═════ Entries shown

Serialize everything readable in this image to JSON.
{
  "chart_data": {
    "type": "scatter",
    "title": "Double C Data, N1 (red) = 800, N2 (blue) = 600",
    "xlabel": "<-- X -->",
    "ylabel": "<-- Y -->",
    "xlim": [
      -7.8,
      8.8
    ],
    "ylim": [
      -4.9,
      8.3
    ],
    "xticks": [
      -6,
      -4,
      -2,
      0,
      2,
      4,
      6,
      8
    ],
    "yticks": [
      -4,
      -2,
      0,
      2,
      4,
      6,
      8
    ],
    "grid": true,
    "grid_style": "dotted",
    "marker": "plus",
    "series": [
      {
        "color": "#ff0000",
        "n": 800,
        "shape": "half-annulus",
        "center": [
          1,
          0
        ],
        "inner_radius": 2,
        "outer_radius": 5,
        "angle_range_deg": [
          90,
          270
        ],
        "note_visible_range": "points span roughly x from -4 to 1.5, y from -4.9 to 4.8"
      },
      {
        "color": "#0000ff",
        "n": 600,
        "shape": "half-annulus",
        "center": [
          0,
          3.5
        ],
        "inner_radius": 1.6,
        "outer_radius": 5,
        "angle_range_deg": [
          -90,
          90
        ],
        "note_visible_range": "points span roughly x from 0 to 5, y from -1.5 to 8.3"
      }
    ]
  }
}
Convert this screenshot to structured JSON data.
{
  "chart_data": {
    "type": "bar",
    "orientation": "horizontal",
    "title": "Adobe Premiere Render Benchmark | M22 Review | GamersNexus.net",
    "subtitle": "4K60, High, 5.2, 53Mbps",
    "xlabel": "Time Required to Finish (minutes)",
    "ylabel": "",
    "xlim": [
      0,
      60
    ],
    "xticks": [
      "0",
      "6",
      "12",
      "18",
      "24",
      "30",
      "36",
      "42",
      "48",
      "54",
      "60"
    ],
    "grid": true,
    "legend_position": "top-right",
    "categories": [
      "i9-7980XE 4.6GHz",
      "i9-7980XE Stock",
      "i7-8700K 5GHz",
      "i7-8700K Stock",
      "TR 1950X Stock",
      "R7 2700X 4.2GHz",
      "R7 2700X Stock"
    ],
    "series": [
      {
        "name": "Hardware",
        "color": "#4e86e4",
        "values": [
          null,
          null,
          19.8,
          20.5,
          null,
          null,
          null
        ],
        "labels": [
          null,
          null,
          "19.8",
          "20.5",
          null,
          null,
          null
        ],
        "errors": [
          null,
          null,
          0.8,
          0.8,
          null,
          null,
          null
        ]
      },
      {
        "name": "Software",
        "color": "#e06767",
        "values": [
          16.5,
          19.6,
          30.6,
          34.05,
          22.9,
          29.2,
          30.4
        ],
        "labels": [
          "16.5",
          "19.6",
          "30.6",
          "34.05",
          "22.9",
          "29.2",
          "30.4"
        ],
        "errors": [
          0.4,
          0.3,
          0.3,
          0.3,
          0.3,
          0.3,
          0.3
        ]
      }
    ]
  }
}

══════════

§ Exercise
Look for lines containing the string "from" and copy them all.

§ Written answer
        "note_visible_range": "points span roughly x from -4 to 1.5, y from -4.9 to 4.8"
        "note_visible_range": "points span roughly x from 0 to 5, y from -1.5 to 8.3"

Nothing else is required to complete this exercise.